***** EXERCISE INPUTS

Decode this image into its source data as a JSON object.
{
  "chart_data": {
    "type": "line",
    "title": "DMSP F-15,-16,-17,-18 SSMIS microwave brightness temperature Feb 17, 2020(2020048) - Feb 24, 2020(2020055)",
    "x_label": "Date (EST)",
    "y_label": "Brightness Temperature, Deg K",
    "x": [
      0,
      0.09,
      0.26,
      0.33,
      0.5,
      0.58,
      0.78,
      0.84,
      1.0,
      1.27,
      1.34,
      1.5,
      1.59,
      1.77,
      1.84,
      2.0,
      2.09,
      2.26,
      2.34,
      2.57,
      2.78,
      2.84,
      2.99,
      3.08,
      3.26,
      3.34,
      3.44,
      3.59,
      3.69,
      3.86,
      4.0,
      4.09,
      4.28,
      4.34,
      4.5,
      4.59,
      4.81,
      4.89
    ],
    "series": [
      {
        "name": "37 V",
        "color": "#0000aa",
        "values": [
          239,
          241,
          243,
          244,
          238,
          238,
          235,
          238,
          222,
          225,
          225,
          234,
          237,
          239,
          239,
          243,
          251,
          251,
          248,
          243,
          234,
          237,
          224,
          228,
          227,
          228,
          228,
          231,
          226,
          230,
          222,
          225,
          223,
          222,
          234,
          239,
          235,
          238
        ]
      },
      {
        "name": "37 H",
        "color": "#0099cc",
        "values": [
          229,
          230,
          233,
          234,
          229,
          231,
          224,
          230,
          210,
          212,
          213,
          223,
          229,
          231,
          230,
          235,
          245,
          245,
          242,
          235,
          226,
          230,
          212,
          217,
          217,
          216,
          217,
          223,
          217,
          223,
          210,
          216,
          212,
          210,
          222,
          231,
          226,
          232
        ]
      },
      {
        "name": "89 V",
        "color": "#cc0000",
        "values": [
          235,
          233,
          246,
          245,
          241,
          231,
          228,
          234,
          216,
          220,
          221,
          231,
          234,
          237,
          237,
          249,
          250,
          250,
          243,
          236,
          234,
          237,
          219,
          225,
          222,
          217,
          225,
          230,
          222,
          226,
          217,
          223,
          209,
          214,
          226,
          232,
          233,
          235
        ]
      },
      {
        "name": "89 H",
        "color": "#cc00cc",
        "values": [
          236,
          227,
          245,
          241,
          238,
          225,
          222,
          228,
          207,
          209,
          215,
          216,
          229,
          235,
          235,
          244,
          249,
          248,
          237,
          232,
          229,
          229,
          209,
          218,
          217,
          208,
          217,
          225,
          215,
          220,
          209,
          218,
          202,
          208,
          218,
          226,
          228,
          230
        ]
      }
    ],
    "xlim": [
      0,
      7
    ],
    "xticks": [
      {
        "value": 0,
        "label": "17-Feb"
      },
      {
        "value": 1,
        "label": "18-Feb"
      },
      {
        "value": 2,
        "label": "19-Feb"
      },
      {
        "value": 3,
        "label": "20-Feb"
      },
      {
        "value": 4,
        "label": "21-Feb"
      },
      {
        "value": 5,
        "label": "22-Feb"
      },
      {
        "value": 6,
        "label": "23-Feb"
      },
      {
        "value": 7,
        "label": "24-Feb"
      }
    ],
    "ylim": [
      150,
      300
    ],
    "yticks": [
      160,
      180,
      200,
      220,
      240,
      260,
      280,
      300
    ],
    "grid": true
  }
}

**********
***** EXERCISE INPUTS

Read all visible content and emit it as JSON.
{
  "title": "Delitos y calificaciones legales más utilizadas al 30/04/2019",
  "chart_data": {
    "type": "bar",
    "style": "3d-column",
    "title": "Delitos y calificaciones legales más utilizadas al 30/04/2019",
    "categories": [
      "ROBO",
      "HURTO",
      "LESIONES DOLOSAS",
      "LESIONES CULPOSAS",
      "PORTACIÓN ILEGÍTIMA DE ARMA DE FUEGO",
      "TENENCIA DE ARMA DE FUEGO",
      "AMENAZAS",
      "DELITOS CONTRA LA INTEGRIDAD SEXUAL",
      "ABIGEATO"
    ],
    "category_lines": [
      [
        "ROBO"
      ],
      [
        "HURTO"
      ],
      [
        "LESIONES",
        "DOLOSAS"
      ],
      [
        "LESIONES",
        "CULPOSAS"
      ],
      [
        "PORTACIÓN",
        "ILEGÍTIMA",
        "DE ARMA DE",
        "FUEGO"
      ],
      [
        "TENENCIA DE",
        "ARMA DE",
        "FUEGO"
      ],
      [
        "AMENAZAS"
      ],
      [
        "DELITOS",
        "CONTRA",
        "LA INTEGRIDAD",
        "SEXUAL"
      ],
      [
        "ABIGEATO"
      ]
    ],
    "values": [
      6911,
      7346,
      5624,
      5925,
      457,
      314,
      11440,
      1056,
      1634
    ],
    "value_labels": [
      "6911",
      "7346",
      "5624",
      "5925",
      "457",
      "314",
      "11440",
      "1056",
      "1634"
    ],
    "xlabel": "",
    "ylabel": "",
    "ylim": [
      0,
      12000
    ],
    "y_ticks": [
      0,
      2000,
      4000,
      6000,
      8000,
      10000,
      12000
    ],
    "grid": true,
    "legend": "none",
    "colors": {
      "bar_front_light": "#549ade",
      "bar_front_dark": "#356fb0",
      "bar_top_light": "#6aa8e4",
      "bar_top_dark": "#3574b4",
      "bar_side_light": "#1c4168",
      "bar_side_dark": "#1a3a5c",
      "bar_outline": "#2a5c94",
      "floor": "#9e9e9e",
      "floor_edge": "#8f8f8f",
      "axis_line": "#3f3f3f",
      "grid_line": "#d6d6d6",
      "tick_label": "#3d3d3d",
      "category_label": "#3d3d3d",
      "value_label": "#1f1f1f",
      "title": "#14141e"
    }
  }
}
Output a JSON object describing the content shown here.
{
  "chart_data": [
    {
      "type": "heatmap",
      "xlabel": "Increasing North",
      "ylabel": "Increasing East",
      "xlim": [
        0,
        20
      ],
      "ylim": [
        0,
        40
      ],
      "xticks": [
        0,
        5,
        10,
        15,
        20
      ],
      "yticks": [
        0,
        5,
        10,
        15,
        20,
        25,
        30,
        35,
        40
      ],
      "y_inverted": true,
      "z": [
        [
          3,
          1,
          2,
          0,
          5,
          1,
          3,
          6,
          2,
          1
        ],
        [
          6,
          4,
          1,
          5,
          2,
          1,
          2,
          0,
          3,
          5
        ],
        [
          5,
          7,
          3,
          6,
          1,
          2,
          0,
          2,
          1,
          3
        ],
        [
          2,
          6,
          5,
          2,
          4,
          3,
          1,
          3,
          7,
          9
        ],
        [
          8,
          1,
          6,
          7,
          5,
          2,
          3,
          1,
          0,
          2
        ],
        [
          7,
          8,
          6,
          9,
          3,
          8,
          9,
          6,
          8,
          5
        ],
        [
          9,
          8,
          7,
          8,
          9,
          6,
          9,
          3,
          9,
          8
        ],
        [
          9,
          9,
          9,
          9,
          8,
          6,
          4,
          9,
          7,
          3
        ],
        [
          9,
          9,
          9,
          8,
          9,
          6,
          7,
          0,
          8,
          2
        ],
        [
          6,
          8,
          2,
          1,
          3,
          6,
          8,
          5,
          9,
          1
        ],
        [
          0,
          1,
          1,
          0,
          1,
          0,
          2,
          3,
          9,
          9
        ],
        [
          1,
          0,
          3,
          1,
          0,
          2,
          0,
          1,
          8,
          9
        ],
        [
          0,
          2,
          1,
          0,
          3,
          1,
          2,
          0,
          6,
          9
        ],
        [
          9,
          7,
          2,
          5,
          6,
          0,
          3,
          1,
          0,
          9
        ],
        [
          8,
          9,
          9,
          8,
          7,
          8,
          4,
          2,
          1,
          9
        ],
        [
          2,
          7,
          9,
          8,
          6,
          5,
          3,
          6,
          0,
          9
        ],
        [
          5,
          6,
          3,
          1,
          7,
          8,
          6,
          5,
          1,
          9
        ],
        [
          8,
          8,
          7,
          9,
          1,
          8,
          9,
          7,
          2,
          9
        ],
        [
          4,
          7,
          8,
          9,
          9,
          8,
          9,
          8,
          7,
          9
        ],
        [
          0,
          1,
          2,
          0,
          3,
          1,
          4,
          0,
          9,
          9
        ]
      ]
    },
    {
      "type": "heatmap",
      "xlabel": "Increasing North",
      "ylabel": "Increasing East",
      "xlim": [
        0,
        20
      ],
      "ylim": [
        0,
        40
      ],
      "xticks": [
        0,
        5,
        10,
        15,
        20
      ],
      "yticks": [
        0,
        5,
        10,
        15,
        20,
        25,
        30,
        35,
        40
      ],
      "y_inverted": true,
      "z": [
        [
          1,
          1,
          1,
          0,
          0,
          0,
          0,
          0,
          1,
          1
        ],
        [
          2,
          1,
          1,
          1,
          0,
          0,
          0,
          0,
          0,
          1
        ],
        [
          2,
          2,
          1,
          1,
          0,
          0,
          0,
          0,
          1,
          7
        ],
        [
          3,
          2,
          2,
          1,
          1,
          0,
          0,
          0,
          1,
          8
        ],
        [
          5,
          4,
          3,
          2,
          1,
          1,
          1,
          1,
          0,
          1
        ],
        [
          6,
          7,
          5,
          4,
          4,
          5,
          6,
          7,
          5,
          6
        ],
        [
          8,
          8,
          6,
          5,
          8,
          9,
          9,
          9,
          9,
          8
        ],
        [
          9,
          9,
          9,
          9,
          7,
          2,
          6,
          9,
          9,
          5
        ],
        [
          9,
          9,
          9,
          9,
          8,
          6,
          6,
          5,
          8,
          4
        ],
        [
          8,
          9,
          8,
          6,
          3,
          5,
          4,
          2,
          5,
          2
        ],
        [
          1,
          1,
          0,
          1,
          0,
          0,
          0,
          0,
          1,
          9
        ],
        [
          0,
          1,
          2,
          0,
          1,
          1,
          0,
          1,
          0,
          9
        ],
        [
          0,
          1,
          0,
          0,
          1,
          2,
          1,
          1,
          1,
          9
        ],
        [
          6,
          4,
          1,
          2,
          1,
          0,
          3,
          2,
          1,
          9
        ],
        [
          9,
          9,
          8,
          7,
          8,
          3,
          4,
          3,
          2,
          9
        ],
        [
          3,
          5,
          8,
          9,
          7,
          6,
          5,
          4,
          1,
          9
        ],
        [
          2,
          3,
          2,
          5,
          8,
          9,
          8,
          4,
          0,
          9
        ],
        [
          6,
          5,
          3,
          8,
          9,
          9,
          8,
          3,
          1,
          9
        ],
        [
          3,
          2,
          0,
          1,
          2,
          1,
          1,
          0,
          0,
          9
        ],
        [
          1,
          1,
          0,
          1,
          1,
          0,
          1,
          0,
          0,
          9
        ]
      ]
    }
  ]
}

**********
***** EXERCISE INPUTS

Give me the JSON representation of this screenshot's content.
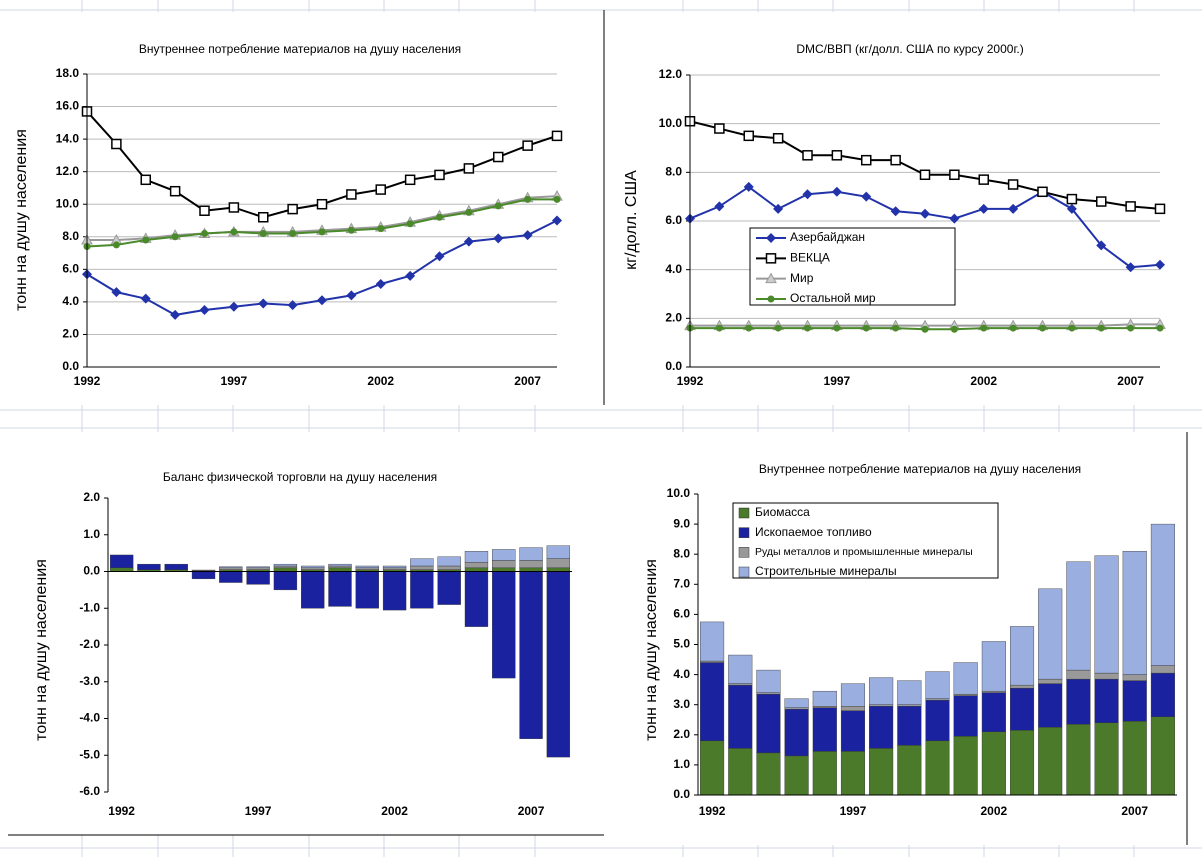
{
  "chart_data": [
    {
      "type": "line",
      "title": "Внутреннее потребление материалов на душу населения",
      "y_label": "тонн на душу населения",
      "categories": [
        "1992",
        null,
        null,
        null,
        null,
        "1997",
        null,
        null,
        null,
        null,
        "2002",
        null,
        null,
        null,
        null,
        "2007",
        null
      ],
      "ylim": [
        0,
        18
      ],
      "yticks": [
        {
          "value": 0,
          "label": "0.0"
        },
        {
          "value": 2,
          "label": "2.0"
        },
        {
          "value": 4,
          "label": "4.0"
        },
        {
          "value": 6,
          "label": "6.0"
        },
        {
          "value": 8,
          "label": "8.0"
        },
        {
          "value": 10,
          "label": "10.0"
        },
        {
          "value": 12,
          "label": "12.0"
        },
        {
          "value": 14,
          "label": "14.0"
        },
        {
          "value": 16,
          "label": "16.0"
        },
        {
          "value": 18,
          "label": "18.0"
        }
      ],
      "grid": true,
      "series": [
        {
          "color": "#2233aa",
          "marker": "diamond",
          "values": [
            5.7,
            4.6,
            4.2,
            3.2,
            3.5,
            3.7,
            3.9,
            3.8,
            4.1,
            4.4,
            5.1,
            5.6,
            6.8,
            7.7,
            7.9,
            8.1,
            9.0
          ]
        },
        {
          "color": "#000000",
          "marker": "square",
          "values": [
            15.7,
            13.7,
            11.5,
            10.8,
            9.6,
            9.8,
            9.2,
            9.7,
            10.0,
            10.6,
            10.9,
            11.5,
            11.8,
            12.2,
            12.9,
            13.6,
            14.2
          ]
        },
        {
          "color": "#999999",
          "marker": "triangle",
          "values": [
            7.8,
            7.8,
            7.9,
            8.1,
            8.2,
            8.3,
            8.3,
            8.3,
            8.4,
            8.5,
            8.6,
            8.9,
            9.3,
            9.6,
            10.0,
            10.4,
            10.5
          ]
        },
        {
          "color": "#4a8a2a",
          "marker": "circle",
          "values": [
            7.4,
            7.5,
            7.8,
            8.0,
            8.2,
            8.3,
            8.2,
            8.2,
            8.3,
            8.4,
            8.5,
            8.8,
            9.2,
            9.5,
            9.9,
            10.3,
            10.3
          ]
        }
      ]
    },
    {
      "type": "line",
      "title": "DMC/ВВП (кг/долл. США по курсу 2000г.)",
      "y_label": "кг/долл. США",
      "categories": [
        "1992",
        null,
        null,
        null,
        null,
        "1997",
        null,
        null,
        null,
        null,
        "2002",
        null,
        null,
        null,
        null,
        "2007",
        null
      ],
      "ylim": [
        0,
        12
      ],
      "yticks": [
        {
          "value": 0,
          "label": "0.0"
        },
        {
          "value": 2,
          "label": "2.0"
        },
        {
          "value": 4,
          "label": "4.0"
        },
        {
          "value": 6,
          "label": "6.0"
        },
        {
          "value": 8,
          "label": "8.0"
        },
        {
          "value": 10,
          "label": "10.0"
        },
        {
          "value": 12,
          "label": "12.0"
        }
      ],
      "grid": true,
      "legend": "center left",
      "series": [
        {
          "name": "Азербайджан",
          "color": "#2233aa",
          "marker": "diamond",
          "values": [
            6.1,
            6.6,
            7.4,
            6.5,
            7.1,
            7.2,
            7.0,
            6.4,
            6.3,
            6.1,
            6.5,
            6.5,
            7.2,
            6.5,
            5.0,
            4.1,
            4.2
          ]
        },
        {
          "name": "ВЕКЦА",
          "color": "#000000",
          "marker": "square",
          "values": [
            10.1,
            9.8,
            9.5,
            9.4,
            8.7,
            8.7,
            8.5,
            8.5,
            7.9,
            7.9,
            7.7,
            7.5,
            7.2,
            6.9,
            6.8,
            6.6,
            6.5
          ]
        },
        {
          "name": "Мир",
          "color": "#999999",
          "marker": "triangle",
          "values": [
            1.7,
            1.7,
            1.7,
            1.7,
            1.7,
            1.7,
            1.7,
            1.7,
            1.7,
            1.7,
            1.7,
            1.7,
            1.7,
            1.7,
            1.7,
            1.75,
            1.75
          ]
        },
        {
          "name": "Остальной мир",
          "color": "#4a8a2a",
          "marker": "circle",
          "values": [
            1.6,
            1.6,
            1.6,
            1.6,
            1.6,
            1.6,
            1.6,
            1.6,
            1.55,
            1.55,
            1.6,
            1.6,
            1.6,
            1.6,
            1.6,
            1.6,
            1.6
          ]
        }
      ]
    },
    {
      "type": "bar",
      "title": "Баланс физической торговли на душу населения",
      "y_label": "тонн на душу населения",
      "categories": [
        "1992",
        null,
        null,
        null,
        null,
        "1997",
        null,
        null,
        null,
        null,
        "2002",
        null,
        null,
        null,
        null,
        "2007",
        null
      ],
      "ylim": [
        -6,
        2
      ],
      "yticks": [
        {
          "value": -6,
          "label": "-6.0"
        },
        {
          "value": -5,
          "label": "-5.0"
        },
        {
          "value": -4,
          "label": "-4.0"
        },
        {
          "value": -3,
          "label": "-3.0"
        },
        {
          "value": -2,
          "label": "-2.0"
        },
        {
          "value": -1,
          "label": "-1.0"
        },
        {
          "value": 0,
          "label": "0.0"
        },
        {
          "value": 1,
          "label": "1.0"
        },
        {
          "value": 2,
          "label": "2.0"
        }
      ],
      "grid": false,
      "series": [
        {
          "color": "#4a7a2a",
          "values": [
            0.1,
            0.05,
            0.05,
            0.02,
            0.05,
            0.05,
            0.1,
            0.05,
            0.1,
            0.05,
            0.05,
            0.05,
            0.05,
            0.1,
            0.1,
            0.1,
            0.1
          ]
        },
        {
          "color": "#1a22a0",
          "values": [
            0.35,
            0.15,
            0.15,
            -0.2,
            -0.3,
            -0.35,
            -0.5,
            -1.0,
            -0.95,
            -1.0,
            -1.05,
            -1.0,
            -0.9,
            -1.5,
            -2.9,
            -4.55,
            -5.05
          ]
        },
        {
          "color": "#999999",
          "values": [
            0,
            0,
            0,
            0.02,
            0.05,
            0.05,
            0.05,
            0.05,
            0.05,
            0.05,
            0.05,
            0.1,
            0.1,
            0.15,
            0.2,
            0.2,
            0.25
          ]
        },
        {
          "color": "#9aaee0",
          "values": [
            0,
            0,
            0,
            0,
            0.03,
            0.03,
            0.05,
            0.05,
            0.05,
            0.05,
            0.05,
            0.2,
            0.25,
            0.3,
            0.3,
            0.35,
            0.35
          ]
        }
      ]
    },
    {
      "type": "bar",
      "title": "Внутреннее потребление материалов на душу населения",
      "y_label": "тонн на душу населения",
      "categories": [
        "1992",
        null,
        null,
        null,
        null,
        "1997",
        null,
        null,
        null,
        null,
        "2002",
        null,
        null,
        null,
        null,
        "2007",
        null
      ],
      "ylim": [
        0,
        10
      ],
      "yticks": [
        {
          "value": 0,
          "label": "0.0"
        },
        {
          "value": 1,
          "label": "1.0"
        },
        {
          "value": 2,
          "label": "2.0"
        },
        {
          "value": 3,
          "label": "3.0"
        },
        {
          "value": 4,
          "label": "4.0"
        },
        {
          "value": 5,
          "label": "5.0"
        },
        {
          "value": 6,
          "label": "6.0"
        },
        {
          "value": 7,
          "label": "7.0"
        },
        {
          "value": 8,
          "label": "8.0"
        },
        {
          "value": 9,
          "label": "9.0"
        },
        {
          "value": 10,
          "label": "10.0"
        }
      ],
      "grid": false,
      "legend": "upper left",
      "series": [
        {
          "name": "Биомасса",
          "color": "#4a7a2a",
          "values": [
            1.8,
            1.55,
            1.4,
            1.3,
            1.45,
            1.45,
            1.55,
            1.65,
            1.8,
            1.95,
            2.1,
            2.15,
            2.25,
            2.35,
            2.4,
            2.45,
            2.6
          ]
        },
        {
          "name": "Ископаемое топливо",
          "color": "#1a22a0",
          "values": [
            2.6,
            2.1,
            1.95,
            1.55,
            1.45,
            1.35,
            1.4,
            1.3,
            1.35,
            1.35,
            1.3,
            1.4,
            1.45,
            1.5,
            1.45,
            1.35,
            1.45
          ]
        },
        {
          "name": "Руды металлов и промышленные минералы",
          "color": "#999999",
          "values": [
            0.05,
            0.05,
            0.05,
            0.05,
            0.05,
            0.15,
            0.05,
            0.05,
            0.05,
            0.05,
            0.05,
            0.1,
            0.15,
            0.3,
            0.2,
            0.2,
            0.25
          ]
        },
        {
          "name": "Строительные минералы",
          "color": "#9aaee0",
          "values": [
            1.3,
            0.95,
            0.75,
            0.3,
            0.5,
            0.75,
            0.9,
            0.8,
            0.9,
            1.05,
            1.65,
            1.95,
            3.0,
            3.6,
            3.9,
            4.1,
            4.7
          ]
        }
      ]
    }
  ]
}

**********

= TO DO =
Output nothing but the number of lines in the data containing the string "LESIONES".

= ANSWER TO THIS EXERCISE =
4